[Data entries]
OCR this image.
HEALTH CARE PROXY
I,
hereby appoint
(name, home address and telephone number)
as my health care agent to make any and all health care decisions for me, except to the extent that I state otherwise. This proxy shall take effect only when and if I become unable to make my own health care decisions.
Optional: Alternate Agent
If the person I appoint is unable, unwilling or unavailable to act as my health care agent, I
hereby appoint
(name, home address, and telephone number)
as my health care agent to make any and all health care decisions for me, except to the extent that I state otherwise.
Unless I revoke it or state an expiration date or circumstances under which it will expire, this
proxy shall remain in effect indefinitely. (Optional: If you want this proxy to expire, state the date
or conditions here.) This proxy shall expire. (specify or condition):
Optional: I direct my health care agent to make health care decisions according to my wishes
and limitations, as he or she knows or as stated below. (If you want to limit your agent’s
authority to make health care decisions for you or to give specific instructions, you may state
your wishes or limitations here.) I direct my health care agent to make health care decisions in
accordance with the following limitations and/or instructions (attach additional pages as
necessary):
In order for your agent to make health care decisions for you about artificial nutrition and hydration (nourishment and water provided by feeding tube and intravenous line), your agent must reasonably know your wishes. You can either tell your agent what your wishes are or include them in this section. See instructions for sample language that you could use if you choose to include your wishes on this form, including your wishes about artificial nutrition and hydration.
...
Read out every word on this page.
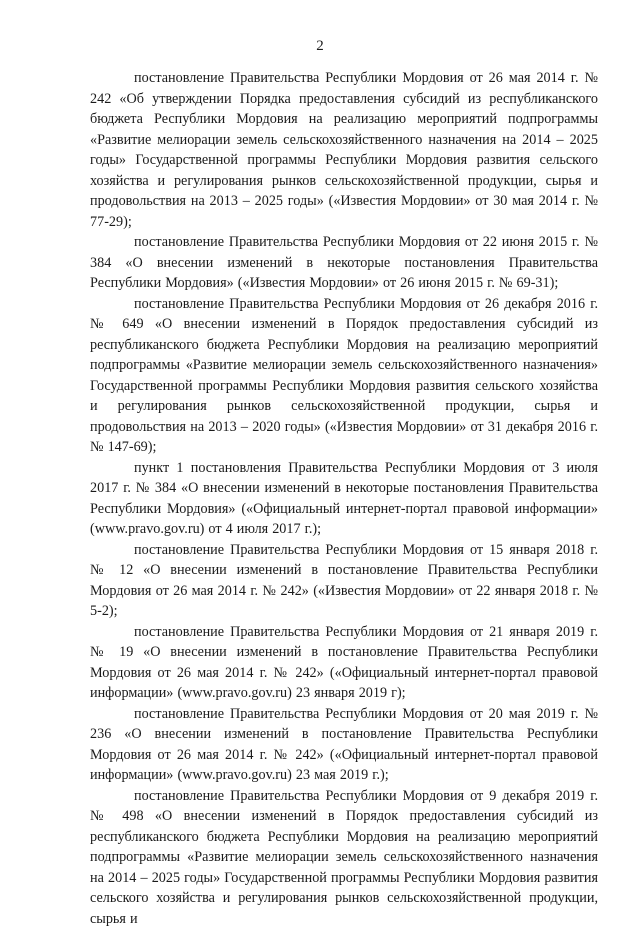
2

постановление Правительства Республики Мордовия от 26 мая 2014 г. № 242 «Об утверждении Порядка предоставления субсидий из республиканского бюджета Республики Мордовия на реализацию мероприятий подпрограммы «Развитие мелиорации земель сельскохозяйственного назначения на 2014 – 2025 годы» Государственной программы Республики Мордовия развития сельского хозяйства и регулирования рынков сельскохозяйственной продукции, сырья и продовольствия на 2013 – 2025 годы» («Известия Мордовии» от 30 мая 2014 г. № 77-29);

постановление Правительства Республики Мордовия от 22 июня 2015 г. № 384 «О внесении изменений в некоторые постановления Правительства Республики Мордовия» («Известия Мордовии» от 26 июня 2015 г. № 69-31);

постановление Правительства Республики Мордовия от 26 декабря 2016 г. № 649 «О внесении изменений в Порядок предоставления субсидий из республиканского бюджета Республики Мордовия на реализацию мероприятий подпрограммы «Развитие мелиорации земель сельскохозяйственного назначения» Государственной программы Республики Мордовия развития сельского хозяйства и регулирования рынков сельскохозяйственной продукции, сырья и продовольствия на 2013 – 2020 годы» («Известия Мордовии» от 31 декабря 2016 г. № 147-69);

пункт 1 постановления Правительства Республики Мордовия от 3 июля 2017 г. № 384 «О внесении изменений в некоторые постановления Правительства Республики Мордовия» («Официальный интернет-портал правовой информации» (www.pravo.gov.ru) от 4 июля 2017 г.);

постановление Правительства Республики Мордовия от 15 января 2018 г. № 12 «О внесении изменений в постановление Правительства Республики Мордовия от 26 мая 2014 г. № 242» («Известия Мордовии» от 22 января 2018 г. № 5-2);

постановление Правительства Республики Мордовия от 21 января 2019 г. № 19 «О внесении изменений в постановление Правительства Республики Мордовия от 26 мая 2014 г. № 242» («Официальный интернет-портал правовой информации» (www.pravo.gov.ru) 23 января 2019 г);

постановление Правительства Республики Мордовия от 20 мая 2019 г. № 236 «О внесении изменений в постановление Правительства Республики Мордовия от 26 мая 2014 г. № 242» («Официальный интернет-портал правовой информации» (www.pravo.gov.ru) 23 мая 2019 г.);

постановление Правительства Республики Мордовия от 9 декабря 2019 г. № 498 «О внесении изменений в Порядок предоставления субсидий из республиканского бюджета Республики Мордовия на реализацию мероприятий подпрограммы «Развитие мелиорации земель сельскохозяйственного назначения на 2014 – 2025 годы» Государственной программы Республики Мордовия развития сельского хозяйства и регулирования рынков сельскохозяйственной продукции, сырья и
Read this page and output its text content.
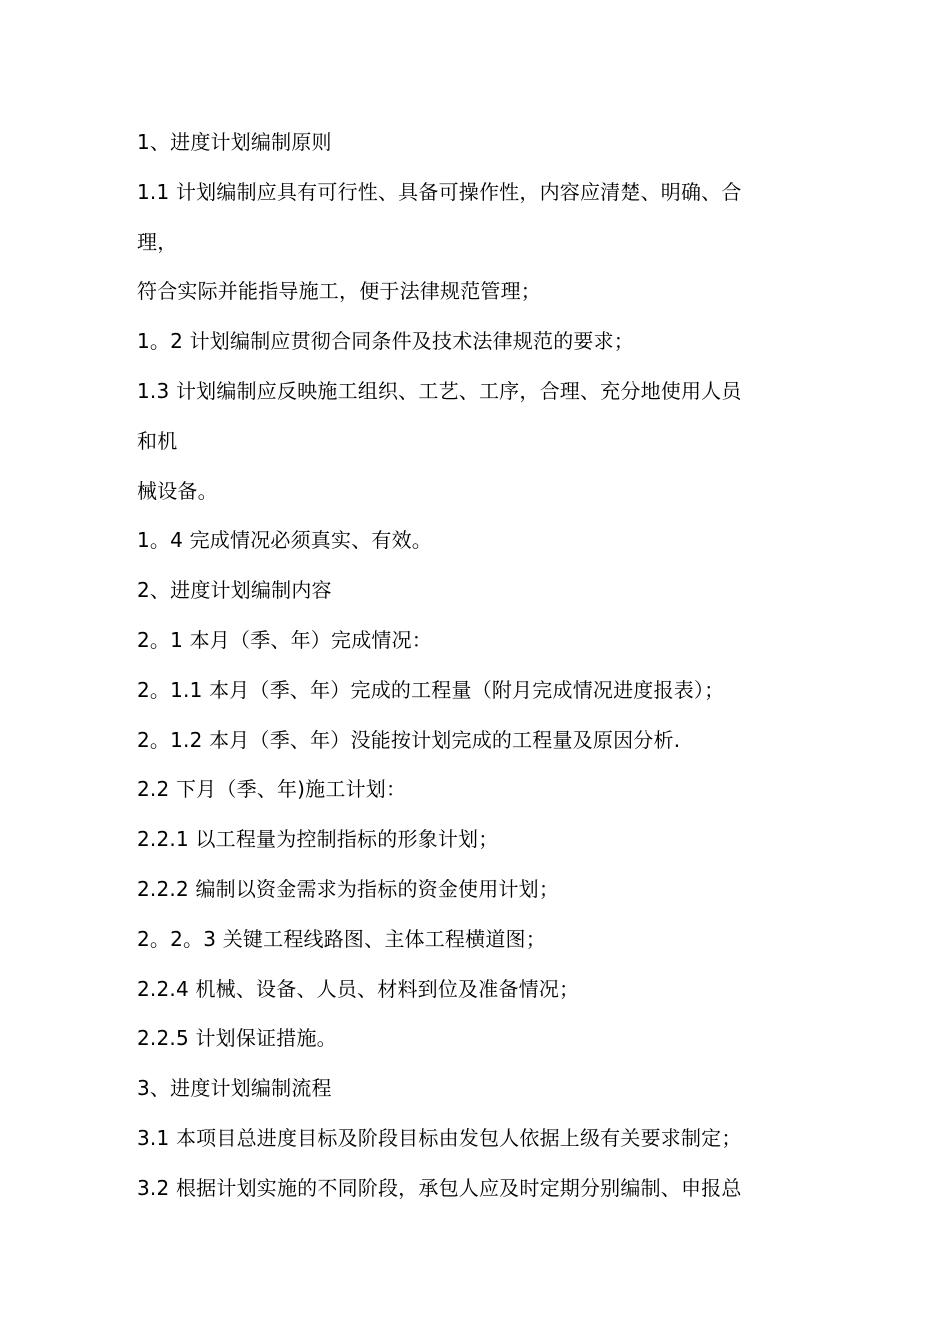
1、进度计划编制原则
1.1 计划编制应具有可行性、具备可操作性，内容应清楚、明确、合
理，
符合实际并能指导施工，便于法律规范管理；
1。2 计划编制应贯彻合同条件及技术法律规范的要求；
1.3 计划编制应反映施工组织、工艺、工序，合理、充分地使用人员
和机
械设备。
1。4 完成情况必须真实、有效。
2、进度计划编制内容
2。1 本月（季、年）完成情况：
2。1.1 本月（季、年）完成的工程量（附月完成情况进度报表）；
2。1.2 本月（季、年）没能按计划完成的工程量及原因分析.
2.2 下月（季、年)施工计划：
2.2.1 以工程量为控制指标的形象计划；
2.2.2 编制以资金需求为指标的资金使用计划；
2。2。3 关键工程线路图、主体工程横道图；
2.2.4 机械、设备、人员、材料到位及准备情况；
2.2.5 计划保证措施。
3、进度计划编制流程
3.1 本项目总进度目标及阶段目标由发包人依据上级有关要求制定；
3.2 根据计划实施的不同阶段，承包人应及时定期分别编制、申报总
--
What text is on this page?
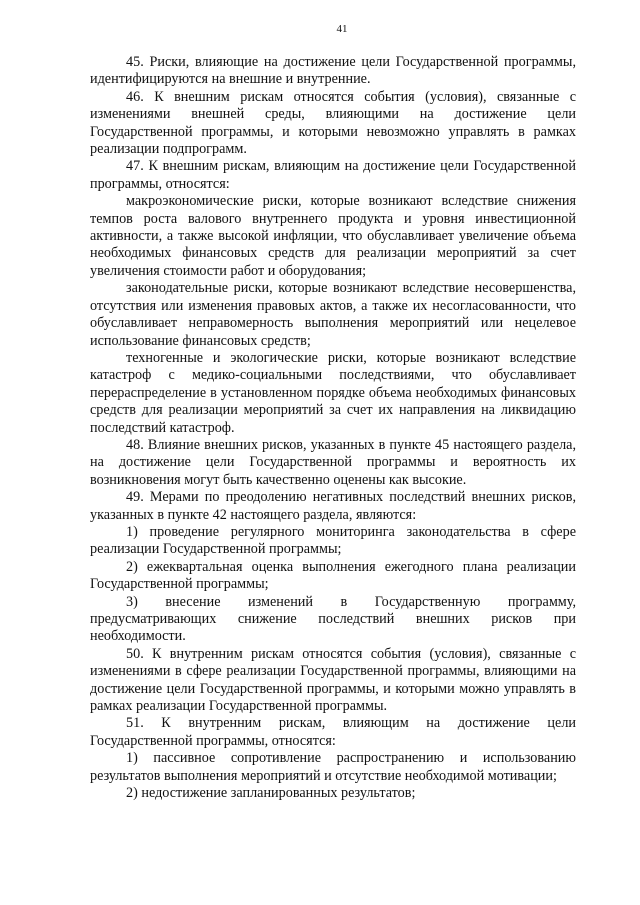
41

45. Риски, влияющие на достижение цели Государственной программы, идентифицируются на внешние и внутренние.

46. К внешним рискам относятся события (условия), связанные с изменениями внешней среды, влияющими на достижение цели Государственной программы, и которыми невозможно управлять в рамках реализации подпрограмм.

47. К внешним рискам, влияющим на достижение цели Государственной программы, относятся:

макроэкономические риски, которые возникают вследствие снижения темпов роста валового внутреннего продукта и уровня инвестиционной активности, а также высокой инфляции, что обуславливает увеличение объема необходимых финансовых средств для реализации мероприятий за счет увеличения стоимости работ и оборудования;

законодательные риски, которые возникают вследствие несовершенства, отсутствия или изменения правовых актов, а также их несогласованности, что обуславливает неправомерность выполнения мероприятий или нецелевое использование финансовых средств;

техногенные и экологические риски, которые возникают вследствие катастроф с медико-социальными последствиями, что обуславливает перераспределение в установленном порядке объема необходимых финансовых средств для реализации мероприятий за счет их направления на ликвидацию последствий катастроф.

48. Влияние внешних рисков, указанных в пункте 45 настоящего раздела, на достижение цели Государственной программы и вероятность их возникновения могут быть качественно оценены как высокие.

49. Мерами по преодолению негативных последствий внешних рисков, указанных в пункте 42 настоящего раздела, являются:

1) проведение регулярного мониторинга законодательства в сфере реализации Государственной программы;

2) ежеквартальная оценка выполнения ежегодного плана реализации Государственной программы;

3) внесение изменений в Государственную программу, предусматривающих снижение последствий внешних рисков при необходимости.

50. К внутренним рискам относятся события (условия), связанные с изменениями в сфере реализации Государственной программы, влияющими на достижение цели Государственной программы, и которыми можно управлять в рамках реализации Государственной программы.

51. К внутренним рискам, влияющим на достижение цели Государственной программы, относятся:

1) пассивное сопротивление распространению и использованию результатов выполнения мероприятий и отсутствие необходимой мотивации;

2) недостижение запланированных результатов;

EXERCISE AIM – Copy all lines from the listing that contain "limitations".

ANSWER –
and limitations, as he or she knows or as stated below. (If you want to limit your agent’s
your wishes or limitations here.) I direct my health care agent to make health care decisions in
accordance with the following limitations and/or instructions (attach additional pages as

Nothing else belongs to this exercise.